Task prompt
Your answer should be one number: the count of lines in these entries that hold the word "زیان".

Items from a figure collection
:::::

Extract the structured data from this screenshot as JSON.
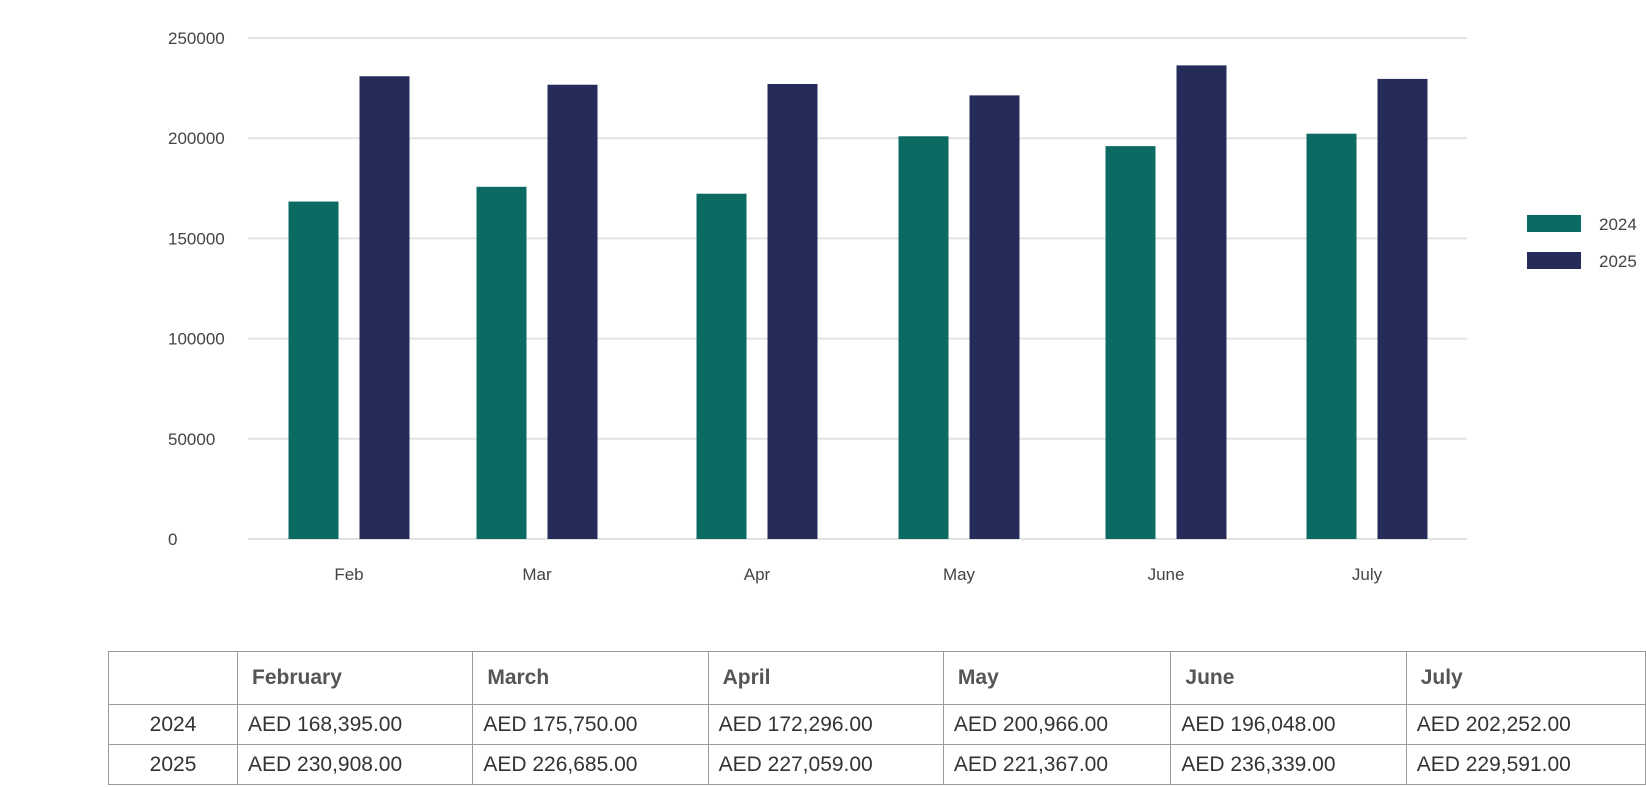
{
  "chart_data": {
    "type": "bar",
    "categories": [
      "Feb",
      "Mar",
      "Apr",
      "May",
      "June",
      "July"
    ],
    "series": [
      {
        "name": "2024",
        "values": [
          168395,
          175750,
          172296,
          200966,
          196048,
          202252
        ]
      },
      {
        "name": "2025",
        "values": [
          230908,
          226685,
          227059,
          221367,
          236339,
          229591
        ]
      }
    ],
    "yticks": [
      0,
      50000,
      100000,
      150000,
      200000,
      250000
    ],
    "ylim": [
      0,
      250000
    ],
    "grid": true,
    "legend_position": "right"
  },
  "colors": {
    "series_2024": "#0b6b63",
    "series_2025": "#252c5a",
    "grid": "#e2e2e2"
  },
  "table": {
    "headers": [
      "",
      "February",
      "March",
      "April",
      "May",
      "June",
      "July"
    ],
    "rows": [
      {
        "label": "2024",
        "cells": [
          "AED 168,395.00",
          "AED 175,750.00",
          "AED 172,296.00",
          "AED 200,966.00",
          "AED 196,048.00",
          "AED 202,252.00"
        ]
      },
      {
        "label": "2025",
        "cells": [
          "AED 230,908.00",
          "AED 226,685.00",
          "AED 227,059.00",
          "AED 221,367.00",
          "AED 236,339.00",
          "AED 229,591.00"
        ]
      }
    ]
  }
}
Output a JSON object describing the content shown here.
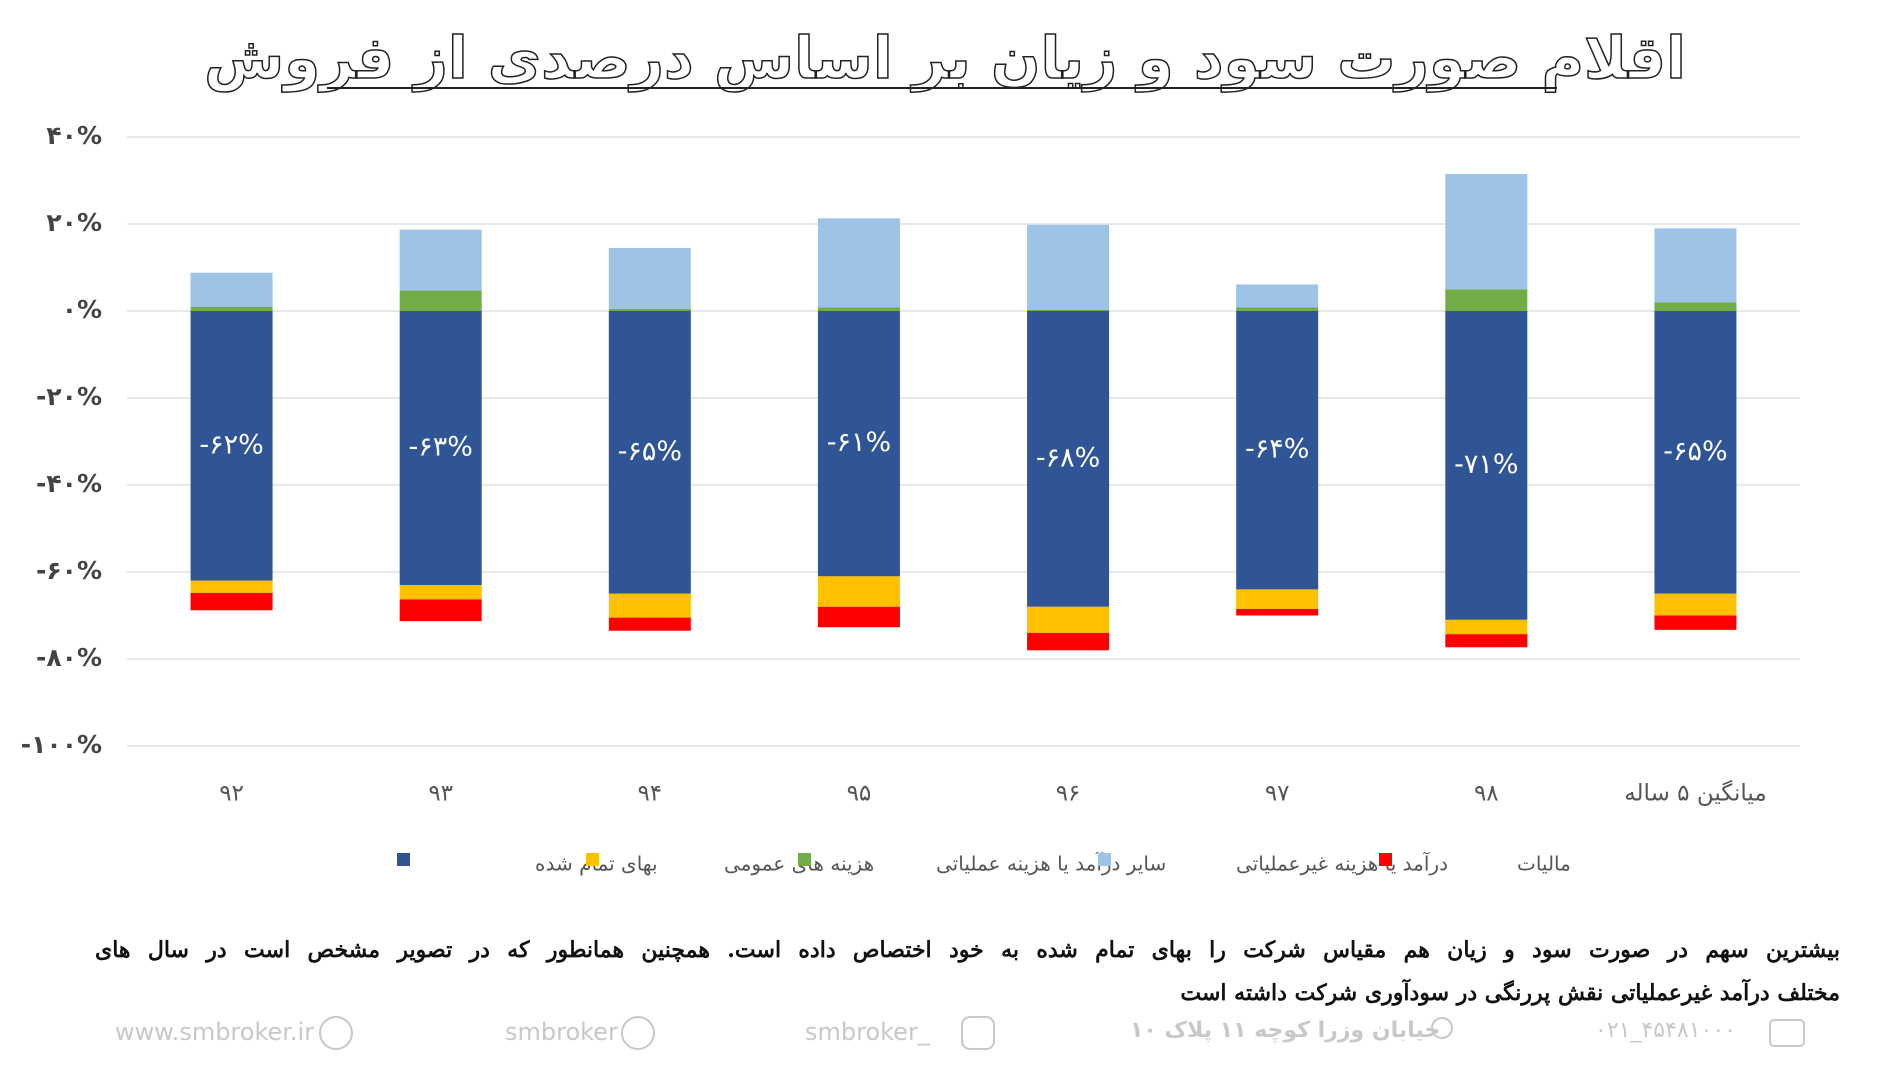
{
  "chart_data": {
    "type": "stacked_bar",
    "title": "اقلام صورت سود و زیان بر اساس درصدی از فروش",
    "categories": [
      "۹۲",
      "۹۳",
      "۹۴",
      "۹۵",
      "۹۶",
      "۹۷",
      "۹۸",
      "میانگین ۵ ساله"
    ],
    "series": [
      {
        "name": "بهای تمام شده",
        "color": "#2f5597",
        "values": [
          -62,
          -63,
          -65,
          -61,
          -68,
          -64,
          -71,
          -65
        ],
        "value_labels": [
          "-۶۲%",
          "-۶۳%",
          "-۶۵%",
          "-۶۱%",
          "-۶۸%",
          "-۶۴%",
          "-۷۱%",
          "-۶۵%"
        ]
      },
      {
        "name": "هزینه های عمومی",
        "color": "#ffc000",
        "values": [
          -2.8,
          -3.3,
          -5.5,
          -7,
          -6,
          -4.5,
          -3.3,
          -5
        ]
      },
      {
        "name": "سایر درآمد یا هزینه عملیاتی",
        "color": "#70ad47",
        "values": [
          1,
          4.7,
          0.5,
          0.8,
          0.3,
          0.8,
          5,
          2
        ]
      },
      {
        "name": "درآمد یا هزینه غیرعملیاتی",
        "color": "#9dc3e6",
        "values": [
          7.8,
          14,
          14,
          20.5,
          19.5,
          5.3,
          26.5,
          17
        ]
      },
      {
        "name": "مالیات",
        "color": "#ff0000",
        "values": [
          -4,
          -5,
          -3,
          -4.7,
          -4,
          -1.5,
          -3,
          -3.3
        ]
      }
    ],
    "ylim": [
      -100,
      40
    ],
    "yticks": [
      {
        "value": -100,
        "label": "-۱۰۰%"
      },
      {
        "value": -80,
        "label": "-۸۰%"
      },
      {
        "value": -60,
        "label": "-۶۰%"
      },
      {
        "value": -40,
        "label": "-۴۰%"
      },
      {
        "value": -20,
        "label": "-۲۰%"
      },
      {
        "value": 0,
        "label": "۰%"
      },
      {
        "value": 20,
        "label": "۲۰%"
      },
      {
        "value": 40,
        "label": "۴۰%"
      }
    ],
    "grid": true,
    "legend": "bottom"
  },
  "paragraph": [
    "بیشترین سهم در صورت سود و زیان هم مقیاس شرکت را بهای تمام شده به خود اختصاص داده است. همچنین همانطور که در تصویر مشخص است در سال های",
    "مختلف درآمد غیرعملیاتی نقش پررنگی در سودآوری شرکت داشته است"
  ],
  "footer": {
    "website": "www.smbroker.ir",
    "telegram": "smbroker",
    "instagram": "smbroker_",
    "address": "خیابان وزرا کوچه ۱۱ پلاک ۱۰",
    "phone": "۰۲۱_۴۵۴۸۱۰۰۰"
  }
}
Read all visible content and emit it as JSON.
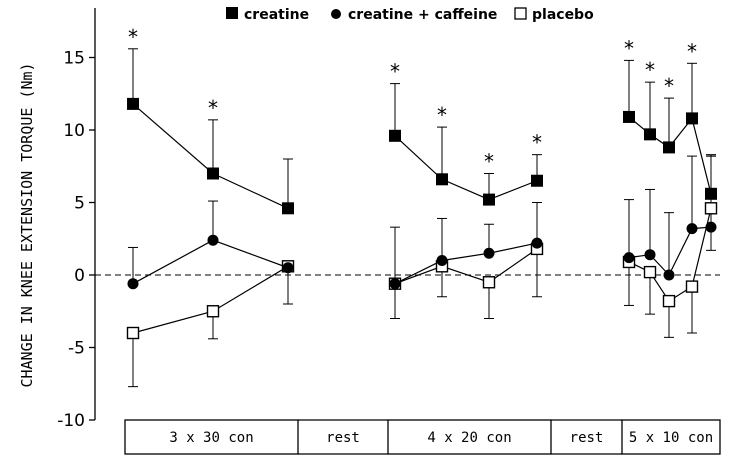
{
  "chart_data": {
    "type": "line",
    "ylabel": "CHANGE IN KNEE EXTENSION TORQUE (Nm)",
    "xlabel": "",
    "ylim": [
      -10,
      17
    ],
    "yticks": [
      -10,
      -5,
      0,
      5,
      10,
      15
    ],
    "legend": {
      "position": "top",
      "entries": [
        {
          "name": "creatine",
          "marker": "filled-square"
        },
        {
          "name": "creatine + caffeine",
          "marker": "filled-circle"
        },
        {
          "name": "placebo",
          "marker": "open-square"
        }
      ]
    },
    "zero_line": "dashed",
    "phases": [
      {
        "label": "3 x 30 con",
        "points": 3
      },
      {
        "label": "rest",
        "points": 0
      },
      {
        "label": "4 x 20 con",
        "points": 4
      },
      {
        "label": "rest",
        "points": 0
      },
      {
        "label": "5 x 10 con",
        "points": 5
      }
    ],
    "series": [
      {
        "name": "creatine",
        "marker": "filled-square",
        "segments": [
          {
            "phase": 0,
            "values": [
              11.8,
              7.0,
              4.6
            ],
            "err_up": [
              3.8,
              3.7,
              3.4
            ],
            "err_down": [
              0,
              0,
              0
            ],
            "significant": [
              true,
              true,
              false
            ]
          },
          {
            "phase": 2,
            "values": [
              9.6,
              6.6,
              5.2,
              6.5
            ],
            "err_up": [
              3.6,
              3.6,
              1.8,
              1.8
            ],
            "err_down": [
              0,
              0,
              0,
              0
            ],
            "significant": [
              true,
              true,
              true,
              true
            ]
          },
          {
            "phase": 4,
            "values": [
              10.9,
              9.7,
              8.8,
              10.8,
              5.6
            ],
            "err_up": [
              3.9,
              3.6,
              3.4,
              3.8,
              2.6
            ],
            "err_down": [
              0,
              0,
              0,
              0,
              0
            ],
            "significant": [
              true,
              true,
              true,
              true,
              false
            ]
          }
        ]
      },
      {
        "name": "creatine + caffeine",
        "marker": "filled-circle",
        "segments": [
          {
            "phase": 0,
            "values": [
              -0.6,
              2.4,
              0.5
            ],
            "err_up": [
              2.5,
              2.7,
              0
            ],
            "err_down": [
              0,
              0,
              0
            ]
          },
          {
            "phase": 2,
            "values": [
              -0.6,
              1.0,
              1.5,
              2.2
            ],
            "err_up": [
              3.9,
              2.9,
              2.0,
              2.8
            ],
            "err_down": [
              0,
              0,
              0,
              0
            ]
          },
          {
            "phase": 4,
            "values": [
              1.2,
              1.4,
              0.0,
              3.2,
              3.3
            ],
            "err_up": [
              4.0,
              4.5,
              4.3,
              5.0,
              5.0
            ],
            "err_down": [
              0,
              0,
              0,
              0,
              1.6
            ]
          }
        ]
      },
      {
        "name": "placebo",
        "marker": "open-square",
        "segments": [
          {
            "phase": 0,
            "values": [
              -4.0,
              -2.5,
              0.6
            ],
            "err_up": [
              0,
              0,
              0
            ],
            "err_down": [
              3.7,
              1.9,
              2.6
            ]
          },
          {
            "phase": 2,
            "values": [
              -0.6,
              0.6,
              -0.5,
              1.8
            ],
            "err_up": [
              0,
              0,
              0,
              0
            ],
            "err_down": [
              2.4,
              2.1,
              2.5,
              3.3
            ]
          },
          {
            "phase": 4,
            "values": [
              0.9,
              0.2,
              -1.8,
              -0.8,
              4.6
            ],
            "err_up": [
              0,
              0,
              0,
              0,
              3.6
            ],
            "err_down": [
              3.0,
              2.9,
              2.5,
              3.2,
              0
            ]
          }
        ]
      }
    ],
    "significance_marker": "*"
  }
}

:::::

Response to this task
2